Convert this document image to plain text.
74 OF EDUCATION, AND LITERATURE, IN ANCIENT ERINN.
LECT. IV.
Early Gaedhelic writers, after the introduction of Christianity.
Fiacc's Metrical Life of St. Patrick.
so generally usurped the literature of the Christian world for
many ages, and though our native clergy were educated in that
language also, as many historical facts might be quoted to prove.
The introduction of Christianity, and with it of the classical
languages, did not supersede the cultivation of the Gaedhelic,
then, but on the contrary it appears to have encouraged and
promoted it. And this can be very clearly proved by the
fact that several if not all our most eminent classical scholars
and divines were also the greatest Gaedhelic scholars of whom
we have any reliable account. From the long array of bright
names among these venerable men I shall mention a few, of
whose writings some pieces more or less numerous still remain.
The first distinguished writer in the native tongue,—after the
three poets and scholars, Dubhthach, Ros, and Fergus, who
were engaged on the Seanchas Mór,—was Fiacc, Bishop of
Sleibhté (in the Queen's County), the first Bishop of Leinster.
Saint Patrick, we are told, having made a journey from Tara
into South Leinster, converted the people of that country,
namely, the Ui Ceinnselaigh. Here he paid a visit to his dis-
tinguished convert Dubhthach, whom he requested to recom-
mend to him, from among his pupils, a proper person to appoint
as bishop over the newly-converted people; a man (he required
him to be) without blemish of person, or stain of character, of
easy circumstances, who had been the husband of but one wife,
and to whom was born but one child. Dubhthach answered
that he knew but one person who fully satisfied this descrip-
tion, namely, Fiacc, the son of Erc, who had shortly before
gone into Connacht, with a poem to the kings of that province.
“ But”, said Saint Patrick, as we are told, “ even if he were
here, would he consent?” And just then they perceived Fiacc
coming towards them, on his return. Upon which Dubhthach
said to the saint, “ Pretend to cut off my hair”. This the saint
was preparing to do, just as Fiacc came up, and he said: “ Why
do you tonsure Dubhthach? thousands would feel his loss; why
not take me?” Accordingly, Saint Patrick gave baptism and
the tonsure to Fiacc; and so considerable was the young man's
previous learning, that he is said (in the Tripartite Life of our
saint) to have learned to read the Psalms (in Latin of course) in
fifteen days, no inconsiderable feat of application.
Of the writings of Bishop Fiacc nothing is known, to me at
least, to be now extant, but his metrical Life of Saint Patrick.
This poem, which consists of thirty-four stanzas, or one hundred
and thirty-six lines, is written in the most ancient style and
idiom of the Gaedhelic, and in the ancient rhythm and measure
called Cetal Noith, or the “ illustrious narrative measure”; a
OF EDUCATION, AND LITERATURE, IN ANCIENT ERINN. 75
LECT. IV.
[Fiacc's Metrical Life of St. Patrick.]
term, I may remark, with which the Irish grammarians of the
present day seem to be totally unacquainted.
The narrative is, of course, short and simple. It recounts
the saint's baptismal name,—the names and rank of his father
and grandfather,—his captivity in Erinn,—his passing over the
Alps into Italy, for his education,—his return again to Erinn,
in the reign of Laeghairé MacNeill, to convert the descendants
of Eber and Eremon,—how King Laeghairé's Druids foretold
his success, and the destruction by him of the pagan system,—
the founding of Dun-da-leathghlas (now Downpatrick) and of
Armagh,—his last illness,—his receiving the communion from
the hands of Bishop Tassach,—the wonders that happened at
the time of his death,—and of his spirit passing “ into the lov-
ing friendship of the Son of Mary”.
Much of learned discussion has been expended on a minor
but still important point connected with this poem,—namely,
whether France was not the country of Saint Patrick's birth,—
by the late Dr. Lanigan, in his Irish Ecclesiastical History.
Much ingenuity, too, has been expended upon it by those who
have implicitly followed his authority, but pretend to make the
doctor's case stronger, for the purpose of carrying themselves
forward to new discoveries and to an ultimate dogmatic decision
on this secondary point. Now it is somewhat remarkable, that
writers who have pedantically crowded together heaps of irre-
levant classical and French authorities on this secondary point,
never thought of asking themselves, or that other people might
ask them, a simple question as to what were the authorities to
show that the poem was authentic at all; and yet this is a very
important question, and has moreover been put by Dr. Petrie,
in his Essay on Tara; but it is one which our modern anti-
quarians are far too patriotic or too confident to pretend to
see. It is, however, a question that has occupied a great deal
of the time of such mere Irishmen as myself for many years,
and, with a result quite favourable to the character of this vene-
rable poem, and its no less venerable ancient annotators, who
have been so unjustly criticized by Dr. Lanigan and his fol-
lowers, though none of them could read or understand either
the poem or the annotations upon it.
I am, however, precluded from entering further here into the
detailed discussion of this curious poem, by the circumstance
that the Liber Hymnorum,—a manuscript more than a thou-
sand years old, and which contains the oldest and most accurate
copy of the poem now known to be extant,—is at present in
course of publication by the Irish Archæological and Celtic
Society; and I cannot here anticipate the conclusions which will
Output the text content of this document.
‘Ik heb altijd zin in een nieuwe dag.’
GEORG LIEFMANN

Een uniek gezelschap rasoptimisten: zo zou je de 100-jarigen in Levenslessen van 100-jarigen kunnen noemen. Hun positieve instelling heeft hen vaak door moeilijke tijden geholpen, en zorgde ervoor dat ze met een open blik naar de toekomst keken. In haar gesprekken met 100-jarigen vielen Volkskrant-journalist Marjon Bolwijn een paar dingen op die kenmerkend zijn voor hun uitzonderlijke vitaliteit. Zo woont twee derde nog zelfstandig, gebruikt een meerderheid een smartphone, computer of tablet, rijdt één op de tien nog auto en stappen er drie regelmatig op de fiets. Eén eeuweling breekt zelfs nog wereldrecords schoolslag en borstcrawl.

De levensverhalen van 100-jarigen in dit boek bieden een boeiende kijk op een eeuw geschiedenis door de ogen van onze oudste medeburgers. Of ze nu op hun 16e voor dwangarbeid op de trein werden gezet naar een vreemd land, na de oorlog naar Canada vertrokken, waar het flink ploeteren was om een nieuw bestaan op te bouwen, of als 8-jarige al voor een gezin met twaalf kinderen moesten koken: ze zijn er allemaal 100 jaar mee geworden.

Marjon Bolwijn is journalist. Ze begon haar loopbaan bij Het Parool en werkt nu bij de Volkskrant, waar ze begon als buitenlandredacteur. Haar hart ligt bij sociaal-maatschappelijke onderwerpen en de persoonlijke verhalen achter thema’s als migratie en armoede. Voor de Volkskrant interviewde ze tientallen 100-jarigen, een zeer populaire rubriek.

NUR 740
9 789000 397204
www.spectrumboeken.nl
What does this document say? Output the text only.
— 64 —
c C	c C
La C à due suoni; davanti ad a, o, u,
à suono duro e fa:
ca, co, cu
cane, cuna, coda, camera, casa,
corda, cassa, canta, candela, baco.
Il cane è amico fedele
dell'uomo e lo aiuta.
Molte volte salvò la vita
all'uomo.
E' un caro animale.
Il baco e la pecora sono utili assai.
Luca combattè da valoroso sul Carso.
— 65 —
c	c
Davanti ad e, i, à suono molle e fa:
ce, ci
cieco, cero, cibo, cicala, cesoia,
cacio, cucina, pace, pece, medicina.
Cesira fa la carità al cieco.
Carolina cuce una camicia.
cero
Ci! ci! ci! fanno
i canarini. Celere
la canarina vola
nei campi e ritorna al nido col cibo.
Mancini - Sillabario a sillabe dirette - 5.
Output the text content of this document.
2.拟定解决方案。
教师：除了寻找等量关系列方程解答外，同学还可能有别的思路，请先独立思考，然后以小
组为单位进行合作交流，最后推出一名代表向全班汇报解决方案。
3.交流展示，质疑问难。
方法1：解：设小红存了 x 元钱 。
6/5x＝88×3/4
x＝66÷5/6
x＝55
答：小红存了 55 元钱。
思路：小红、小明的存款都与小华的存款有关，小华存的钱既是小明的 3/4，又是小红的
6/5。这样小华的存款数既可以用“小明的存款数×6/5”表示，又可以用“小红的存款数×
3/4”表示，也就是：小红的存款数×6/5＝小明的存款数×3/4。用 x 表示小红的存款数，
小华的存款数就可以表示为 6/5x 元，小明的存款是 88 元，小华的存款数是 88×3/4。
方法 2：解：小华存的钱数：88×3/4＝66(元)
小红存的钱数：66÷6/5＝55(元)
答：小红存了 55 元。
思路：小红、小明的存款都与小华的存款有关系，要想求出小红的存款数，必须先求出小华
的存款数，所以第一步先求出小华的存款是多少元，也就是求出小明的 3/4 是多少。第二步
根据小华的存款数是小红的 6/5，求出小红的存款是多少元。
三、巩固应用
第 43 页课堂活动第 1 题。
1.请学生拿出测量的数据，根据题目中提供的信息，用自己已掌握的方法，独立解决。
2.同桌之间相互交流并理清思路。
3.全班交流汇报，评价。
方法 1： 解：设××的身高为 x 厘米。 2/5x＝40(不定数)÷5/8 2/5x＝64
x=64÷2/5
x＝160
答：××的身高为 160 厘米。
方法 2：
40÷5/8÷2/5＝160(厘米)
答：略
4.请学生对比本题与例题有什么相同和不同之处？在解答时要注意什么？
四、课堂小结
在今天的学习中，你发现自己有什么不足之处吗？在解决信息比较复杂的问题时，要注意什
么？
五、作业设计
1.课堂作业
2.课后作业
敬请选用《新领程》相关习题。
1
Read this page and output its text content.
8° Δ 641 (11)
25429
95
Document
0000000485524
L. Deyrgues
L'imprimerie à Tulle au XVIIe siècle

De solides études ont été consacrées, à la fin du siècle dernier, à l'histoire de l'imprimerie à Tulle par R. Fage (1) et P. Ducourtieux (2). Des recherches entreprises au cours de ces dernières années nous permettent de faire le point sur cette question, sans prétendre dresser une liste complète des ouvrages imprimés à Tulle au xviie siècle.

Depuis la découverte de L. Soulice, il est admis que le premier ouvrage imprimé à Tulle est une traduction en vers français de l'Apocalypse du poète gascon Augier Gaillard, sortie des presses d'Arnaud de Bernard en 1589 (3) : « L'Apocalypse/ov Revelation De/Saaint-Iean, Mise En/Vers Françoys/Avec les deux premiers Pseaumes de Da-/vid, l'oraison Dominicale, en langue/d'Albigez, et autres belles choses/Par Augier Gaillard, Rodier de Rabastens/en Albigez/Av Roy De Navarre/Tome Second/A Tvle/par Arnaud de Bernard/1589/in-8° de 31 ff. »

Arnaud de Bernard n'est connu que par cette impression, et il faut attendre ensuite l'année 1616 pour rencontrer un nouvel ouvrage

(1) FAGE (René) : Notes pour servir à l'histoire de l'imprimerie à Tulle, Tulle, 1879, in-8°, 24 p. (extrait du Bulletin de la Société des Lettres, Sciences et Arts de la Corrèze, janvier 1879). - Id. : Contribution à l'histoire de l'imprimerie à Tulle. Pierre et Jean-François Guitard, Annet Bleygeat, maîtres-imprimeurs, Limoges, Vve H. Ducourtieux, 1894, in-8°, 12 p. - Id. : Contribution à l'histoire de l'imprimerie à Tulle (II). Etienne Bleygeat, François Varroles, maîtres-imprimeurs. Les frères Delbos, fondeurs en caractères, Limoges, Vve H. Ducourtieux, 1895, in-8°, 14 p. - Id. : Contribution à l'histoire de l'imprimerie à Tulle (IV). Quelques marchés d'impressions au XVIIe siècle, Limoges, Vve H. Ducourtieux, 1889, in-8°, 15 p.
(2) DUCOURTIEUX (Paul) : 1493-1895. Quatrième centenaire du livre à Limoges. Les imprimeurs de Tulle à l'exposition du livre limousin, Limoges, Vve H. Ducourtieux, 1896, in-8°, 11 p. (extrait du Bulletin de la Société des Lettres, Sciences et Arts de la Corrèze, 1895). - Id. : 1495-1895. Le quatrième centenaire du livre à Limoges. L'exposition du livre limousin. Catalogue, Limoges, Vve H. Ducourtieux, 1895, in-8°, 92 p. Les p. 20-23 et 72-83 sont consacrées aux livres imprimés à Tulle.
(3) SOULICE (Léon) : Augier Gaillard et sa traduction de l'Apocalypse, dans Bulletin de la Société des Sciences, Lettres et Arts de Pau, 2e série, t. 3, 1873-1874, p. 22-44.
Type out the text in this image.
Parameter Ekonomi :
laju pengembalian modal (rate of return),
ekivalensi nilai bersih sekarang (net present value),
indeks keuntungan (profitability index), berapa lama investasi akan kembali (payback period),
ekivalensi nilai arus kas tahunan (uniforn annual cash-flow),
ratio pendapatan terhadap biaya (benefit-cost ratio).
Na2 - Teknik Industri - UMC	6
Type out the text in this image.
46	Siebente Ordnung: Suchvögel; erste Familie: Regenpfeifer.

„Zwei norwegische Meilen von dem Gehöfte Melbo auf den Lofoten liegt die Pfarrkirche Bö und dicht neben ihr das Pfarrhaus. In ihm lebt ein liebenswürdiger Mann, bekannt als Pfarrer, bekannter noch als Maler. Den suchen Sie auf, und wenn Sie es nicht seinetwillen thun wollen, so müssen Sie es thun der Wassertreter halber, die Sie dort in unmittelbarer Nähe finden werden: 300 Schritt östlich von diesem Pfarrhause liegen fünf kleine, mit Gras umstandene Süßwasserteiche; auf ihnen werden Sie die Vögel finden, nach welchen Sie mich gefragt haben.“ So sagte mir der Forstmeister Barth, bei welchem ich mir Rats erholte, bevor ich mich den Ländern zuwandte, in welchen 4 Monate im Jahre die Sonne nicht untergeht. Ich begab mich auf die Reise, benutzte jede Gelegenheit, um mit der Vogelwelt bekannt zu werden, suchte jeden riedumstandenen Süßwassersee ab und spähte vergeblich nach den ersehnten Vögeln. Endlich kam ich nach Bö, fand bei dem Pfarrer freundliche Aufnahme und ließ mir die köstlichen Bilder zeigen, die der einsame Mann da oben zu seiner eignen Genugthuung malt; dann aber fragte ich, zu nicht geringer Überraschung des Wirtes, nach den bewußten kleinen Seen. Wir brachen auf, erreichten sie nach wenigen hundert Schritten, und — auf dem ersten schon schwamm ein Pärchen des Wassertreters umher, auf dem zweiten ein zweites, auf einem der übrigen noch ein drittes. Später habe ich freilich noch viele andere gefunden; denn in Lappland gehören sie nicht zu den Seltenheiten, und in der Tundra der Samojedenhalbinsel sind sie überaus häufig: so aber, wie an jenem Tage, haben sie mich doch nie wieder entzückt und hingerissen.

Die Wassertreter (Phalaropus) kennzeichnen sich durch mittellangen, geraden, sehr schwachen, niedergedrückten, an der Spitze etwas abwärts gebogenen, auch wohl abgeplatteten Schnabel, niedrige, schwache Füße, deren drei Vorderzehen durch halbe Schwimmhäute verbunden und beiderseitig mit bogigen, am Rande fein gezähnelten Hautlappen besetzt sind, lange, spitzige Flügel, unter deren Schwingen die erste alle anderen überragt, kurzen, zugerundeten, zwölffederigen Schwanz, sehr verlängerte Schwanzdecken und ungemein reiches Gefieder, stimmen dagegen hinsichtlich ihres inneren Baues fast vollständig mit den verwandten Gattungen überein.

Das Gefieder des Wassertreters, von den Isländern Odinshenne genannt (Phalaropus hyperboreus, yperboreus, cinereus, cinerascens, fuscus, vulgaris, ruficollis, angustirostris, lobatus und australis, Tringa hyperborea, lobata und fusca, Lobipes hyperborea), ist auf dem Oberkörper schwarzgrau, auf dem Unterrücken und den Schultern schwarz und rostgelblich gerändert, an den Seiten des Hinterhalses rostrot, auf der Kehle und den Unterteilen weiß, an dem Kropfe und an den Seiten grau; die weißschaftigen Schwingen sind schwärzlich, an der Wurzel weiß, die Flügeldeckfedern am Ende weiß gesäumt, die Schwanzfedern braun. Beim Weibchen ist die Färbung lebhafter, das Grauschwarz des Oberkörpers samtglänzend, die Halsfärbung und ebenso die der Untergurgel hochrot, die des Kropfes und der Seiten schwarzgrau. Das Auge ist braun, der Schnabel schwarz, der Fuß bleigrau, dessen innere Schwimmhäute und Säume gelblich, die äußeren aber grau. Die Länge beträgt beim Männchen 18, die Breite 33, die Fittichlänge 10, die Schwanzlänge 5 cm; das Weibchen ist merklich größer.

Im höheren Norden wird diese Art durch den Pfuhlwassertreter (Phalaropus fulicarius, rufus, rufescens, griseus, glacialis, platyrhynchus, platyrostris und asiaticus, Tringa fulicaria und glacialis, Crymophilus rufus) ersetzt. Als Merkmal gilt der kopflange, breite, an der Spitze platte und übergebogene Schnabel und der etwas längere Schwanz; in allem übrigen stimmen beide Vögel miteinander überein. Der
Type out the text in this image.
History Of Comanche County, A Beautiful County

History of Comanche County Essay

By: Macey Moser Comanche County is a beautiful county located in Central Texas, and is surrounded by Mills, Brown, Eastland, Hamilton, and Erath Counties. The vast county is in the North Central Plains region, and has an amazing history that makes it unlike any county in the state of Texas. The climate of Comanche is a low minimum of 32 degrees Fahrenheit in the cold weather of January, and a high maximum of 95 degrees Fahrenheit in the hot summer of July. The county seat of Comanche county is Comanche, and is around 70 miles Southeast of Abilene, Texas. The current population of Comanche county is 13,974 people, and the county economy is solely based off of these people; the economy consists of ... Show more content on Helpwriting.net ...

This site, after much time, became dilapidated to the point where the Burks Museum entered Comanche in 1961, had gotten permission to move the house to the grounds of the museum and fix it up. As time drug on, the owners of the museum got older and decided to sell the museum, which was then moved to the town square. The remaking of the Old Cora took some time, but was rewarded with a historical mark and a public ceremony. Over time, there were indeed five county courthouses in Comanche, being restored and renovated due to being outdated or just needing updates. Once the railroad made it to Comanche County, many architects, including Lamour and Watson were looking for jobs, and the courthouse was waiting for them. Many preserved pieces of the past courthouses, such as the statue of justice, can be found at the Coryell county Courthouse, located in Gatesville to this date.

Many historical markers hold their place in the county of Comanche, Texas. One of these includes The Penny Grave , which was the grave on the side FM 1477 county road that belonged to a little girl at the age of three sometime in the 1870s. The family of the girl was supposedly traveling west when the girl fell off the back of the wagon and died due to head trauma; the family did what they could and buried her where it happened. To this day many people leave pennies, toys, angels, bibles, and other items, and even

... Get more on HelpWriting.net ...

▬▬▬▬▬▬▬▬▬▬

#### EXERCISE:
Copy each line from the records above that includes the string "Augier".

#### PROBLEM SOLUTION:
Depuis la découverte de L. Soulice, il est admis que le premier ouvrage imprimé à Tulle est une traduction en vers français de l'Apocalypse du poète gascon Augier Gaillard, sortie des presses d'Arnaud de Bernard en 1589 (3) : « L'Apocalypse/ov Revelation De/Saaint-Iean, Mise En/Vers Françoys/Avec les deux premiers Pseaumes de Da-/vid, l'oraison Dominicale, en langue/d'Albigez, et autres belles choses/Par Augier Gaillard, Rodier de Rabastens/en Albigez/Av Roy De Navarre/Tome Second/A Tvle/par Arnaud de Bernard/1589/in-8° de 31 ff. »
(3) SOULICE (Léon) : Augier Gaillard et sa traduction de l'Apocalypse, dans Bulletin de la Société des Sciences, Lettres et Arts de Pau, 2e série, t. 3, 1873-1874, p. 22-44.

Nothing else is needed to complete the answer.